■ **GIVEN EXERCISE**: Return the material exactly as supplied, apart from the pictures, which are omitted.

■ **SUPPLIED DATA**:
* * *

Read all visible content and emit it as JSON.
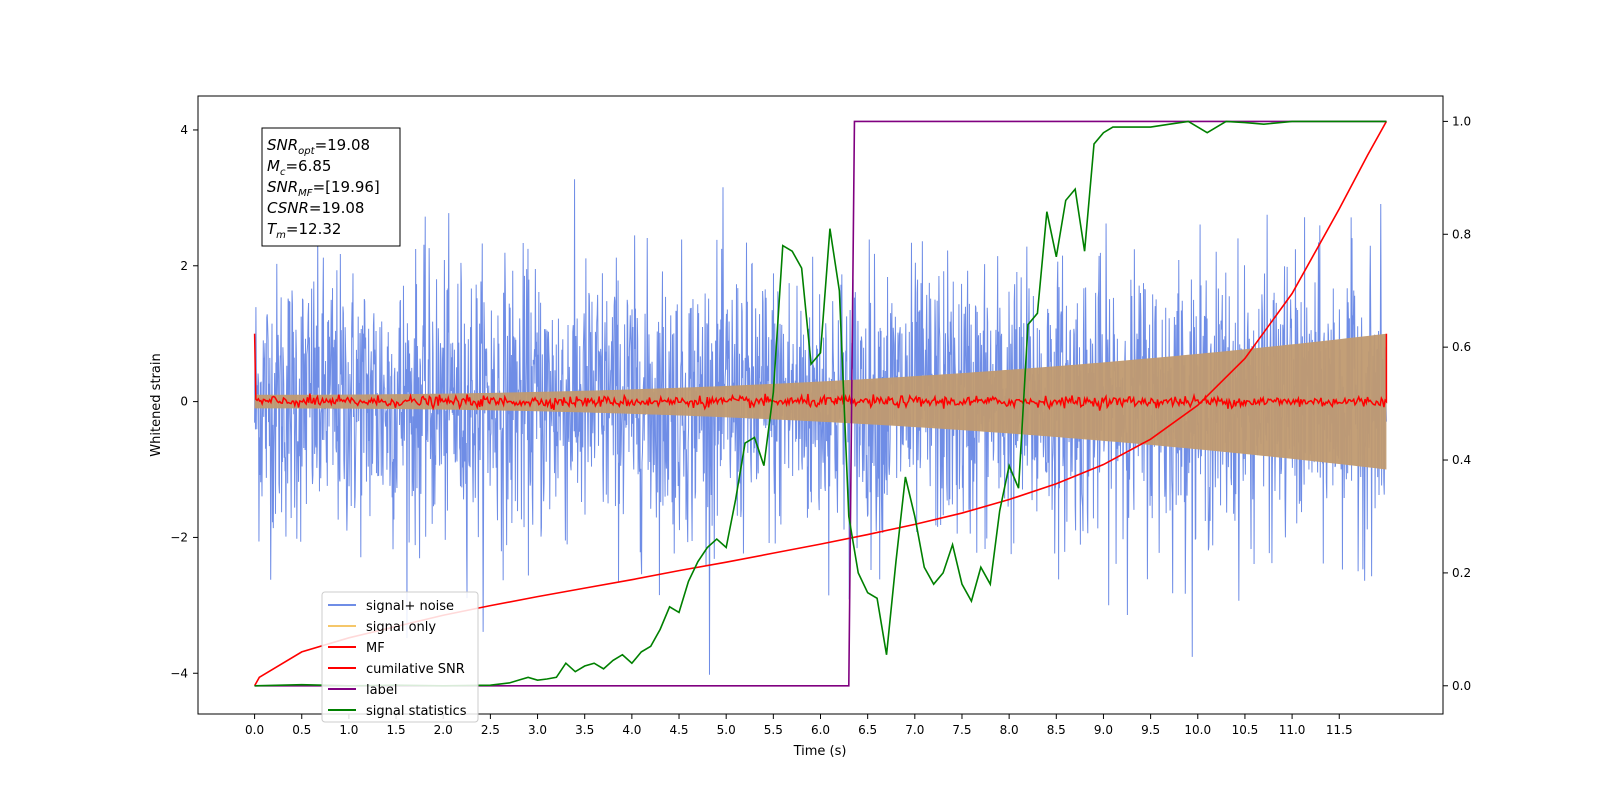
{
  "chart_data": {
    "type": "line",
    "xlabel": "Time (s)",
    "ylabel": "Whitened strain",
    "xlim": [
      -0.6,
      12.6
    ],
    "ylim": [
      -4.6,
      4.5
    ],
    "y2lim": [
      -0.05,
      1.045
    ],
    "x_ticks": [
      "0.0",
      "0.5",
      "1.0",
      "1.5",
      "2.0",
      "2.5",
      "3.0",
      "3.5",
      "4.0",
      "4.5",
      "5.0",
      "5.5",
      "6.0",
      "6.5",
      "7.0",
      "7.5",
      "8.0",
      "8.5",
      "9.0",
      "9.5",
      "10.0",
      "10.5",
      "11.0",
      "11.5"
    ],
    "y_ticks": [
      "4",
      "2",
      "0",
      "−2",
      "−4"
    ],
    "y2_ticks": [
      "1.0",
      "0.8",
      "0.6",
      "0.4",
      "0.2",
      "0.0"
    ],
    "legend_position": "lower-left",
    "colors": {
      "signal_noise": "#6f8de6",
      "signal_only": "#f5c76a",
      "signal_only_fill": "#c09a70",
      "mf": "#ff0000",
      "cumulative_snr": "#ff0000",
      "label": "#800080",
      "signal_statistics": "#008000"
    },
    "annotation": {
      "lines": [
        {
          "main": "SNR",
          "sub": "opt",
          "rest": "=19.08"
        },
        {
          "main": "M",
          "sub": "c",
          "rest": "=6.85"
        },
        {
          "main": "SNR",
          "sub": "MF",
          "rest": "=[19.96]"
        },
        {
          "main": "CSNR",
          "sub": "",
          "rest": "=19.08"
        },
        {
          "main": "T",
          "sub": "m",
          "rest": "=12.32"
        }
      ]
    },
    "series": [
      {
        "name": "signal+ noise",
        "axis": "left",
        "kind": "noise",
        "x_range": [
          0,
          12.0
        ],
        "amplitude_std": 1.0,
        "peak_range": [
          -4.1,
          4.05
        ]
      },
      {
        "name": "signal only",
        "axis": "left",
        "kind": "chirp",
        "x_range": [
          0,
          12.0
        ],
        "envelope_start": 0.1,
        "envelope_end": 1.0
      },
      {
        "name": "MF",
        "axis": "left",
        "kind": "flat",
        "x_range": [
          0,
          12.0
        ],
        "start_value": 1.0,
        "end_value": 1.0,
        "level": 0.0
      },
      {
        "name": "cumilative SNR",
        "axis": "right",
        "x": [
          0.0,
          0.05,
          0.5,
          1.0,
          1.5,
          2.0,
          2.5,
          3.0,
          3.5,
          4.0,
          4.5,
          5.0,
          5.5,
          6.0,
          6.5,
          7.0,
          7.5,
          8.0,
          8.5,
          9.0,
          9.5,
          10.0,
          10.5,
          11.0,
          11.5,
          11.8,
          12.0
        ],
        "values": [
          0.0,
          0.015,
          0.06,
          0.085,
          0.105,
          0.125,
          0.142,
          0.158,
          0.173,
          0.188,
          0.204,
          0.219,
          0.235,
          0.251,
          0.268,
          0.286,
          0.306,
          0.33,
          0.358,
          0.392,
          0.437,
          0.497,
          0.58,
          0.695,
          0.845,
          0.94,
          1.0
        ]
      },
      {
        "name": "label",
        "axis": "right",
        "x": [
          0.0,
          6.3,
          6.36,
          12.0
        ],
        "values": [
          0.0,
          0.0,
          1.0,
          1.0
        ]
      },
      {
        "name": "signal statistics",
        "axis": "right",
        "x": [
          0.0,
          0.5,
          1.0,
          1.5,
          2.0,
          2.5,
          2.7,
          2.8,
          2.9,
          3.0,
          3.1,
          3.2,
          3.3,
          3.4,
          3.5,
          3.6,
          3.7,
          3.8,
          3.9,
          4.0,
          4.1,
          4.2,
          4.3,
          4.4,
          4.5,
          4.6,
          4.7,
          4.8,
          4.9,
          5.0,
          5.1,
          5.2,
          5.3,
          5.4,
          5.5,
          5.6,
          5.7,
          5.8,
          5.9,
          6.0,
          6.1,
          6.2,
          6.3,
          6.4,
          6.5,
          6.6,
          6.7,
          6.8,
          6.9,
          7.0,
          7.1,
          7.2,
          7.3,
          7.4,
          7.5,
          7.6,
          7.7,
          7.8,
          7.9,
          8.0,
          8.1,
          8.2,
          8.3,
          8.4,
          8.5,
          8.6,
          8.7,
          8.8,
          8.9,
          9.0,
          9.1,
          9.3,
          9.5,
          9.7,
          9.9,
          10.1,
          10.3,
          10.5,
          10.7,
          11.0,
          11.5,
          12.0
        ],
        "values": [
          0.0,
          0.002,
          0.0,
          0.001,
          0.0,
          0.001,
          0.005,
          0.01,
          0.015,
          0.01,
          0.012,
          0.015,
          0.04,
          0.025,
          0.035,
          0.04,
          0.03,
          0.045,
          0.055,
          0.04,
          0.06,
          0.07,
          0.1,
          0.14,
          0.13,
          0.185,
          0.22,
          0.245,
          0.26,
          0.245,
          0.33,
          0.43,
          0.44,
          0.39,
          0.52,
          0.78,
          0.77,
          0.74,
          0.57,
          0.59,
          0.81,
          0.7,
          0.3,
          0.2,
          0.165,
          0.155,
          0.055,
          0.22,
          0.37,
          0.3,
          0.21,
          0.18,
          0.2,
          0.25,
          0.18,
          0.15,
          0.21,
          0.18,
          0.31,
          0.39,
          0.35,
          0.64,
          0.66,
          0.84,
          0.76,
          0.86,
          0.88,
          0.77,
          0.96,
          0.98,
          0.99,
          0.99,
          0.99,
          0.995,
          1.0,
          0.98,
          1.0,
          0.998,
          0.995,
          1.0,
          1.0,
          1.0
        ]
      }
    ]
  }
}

* * *

■ **RESPONSE TO THE EXERCISE**:
Read all visible content and emit it as JSON.
{
  "chart_data": {
    "type": "line",
    "xlabel": "Time (s)",
    "ylabel": "Whitened strain",
    "xlim": [
      -0.6,
      12.6
    ],
    "ylim": [
      -4.6,
      4.5
    ],
    "y2lim": [
      -0.05,
      1.045
    ],
    "x_ticks": [
      "0.0",
      "0.5",
      "1.0",
      "1.5",
      "2.0",
      "2.5",
      "3.0",
      "3.5",
      "4.0",
      "4.5",
      "5.0",
      "5.5",
      "6.0",
      "6.5",
      "7.0",
      "7.5",
      "8.0",
      "8.5",
      "9.0",
      "9.5",
      "10.0",
      "10.5",
      "11.0",
      "11.5"
    ],
    "y_ticks": [
      "4",
      "2",
      "0",
      "−2",
      "−4"
    ],
    "y2_ticks": [
      "1.0",
      "0.8",
      "0.6",
      "0.4",
      "0.2",
      "0.0"
    ],
    "legend_position": "lower-left",
    "colors": {
      "signal_noise": "#6f8de6",
      "signal_only": "#f5c76a",
      "signal_only_fill": "#c09a70",
      "mf": "#ff0000",
      "cumulative_snr": "#ff0000",
      "label": "#800080",
      "signal_statistics": "#008000"
    },
    "annotation": {
      "lines": [
        {
          "main": "SNR",
          "sub": "opt",
          "rest": "=19.08"
        },
        {
          "main": "M",
          "sub": "c",
          "rest": "=6.85"
        },
        {
          "main": "SNR",
          "sub": "MF",
          "rest": "=[19.96]"
        },
        {
          "main": "CSNR",
          "sub": "",
          "rest": "=19.08"
        },
        {
          "main": "T",
          "sub": "m",
          "rest": "=12.32"
        }
      ]
    },
    "series": [
      {
        "name": "signal+ noise",
        "axis": "left",
        "kind": "noise",
        "x_range": [
          0,
          12.0
        ],
        "amplitude_std": 1.0,
        "peak_range": [
          -4.1,
          4.05
        ]
      },
      {
        "name": "signal only",
        "axis": "left",
        "kind": "chirp",
        "x_range": [
          0,
          12.0
        ],
        "envelope_start": 0.1,
        "envelope_end": 1.0
      },
      {
        "name": "MF",
        "axis": "left",
        "kind": "flat",
        "x_range": [
          0,
          12.0
        ],
        "start_value": 1.0,
        "end_value": 1.0,
        "level": 0.0
      },
      {
        "name": "cumilative SNR",
        "axis": "right",
        "x": [
          0.0,
          0.05,
          0.5,
          1.0,
          1.5,
          2.0,
          2.5,
          3.0,
          3.5,
          4.0,
          4.5,
          5.0,
          5.5,
          6.0,
          6.5,
          7.0,
          7.5,
          8.0,
          8.5,
          9.0,
          9.5,
          10.0,
          10.5,
          11.0,
          11.5,
          11.8,
          12.0
        ],
        "values": [
          0.0,
          0.015,
          0.06,
          0.085,
          0.105,
          0.125,
          0.142,
          0.158,
          0.173,
          0.188,
          0.204,
          0.219,
          0.235,
          0.251,
          0.268,
          0.286,
          0.306,
          0.33,
          0.358,
          0.392,
          0.437,
          0.497,
          0.58,
          0.695,
          0.845,
          0.94,
          1.0
        ]
      },
      {
        "name": "label",
        "axis": "right",
        "x": [
          0.0,
          6.3,
          6.36,
          12.0
        ],
        "values": [
          0.0,
          0.0,
          1.0,
          1.0
        ]
      },
      {
        "name": "signal statistics",
        "axis": "right",
        "x": [
          0.0,
          0.5,
          1.0,
          1.5,
          2.0,
          2.5,
          2.7,
          2.8,
          2.9,
          3.0,
          3.1,
          3.2,
          3.3,
          3.4,
          3.5,
          3.6,
          3.7,
          3.8,
          3.9,
          4.0,
          4.1,
          4.2,
          4.3,
          4.4,
          4.5,
          4.6,
          4.7,
          4.8,
          4.9,
          5.0,
          5.1,
          5.2,
          5.3,
          5.4,
          5.5,
          5.6,
          5.7,
          5.8,
          5.9,
          6.0,
          6.1,
          6.2,
          6.3,
          6.4,
          6.5,
          6.6,
          6.7,
          6.8,
          6.9,
          7.0,
          7.1,
          7.2,
          7.3,
          7.4,
          7.5,
          7.6,
          7.7,
          7.8,
          7.9,
          8.0,
          8.1,
          8.2,
          8.3,
          8.4,
          8.5,
          8.6,
          8.7,
          8.8,
          8.9,
          9.0,
          9.1,
          9.3,
          9.5,
          9.7,
          9.9,
          10.1,
          10.3,
          10.5,
          10.7,
          11.0,
          11.5,
          12.0
        ],
        "values": [
          0.0,
          0.002,
          0.0,
          0.001,
          0.0,
          0.001,
          0.005,
          0.01,
          0.015,
          0.01,
          0.012,
          0.015,
          0.04,
          0.025,
          0.035,
          0.04,
          0.03,
          0.045,
          0.055,
          0.04,
          0.06,
          0.07,
          0.1,
          0.14,
          0.13,
          0.185,
          0.22,
          0.245,
          0.26,
          0.245,
          0.33,
          0.43,
          0.44,
          0.39,
          0.52,
          0.78,
          0.77,
          0.74,
          0.57,
          0.59,
          0.81,
          0.7,
          0.3,
          0.2,
          0.165,
          0.155,
          0.055,
          0.22,
          0.37,
          0.3,
          0.21,
          0.18,
          0.2,
          0.25,
          0.18,
          0.15,
          0.21,
          0.18,
          0.31,
          0.39,
          0.35,
          0.64,
          0.66,
          0.84,
          0.76,
          0.86,
          0.88,
          0.77,
          0.96,
          0.98,
          0.99,
          0.99,
          0.99,
          0.995,
          1.0,
          0.98,
          1.0,
          0.998,
          0.995,
          1.0,
          1.0,
          1.0
        ]
      }
    ]
  }
}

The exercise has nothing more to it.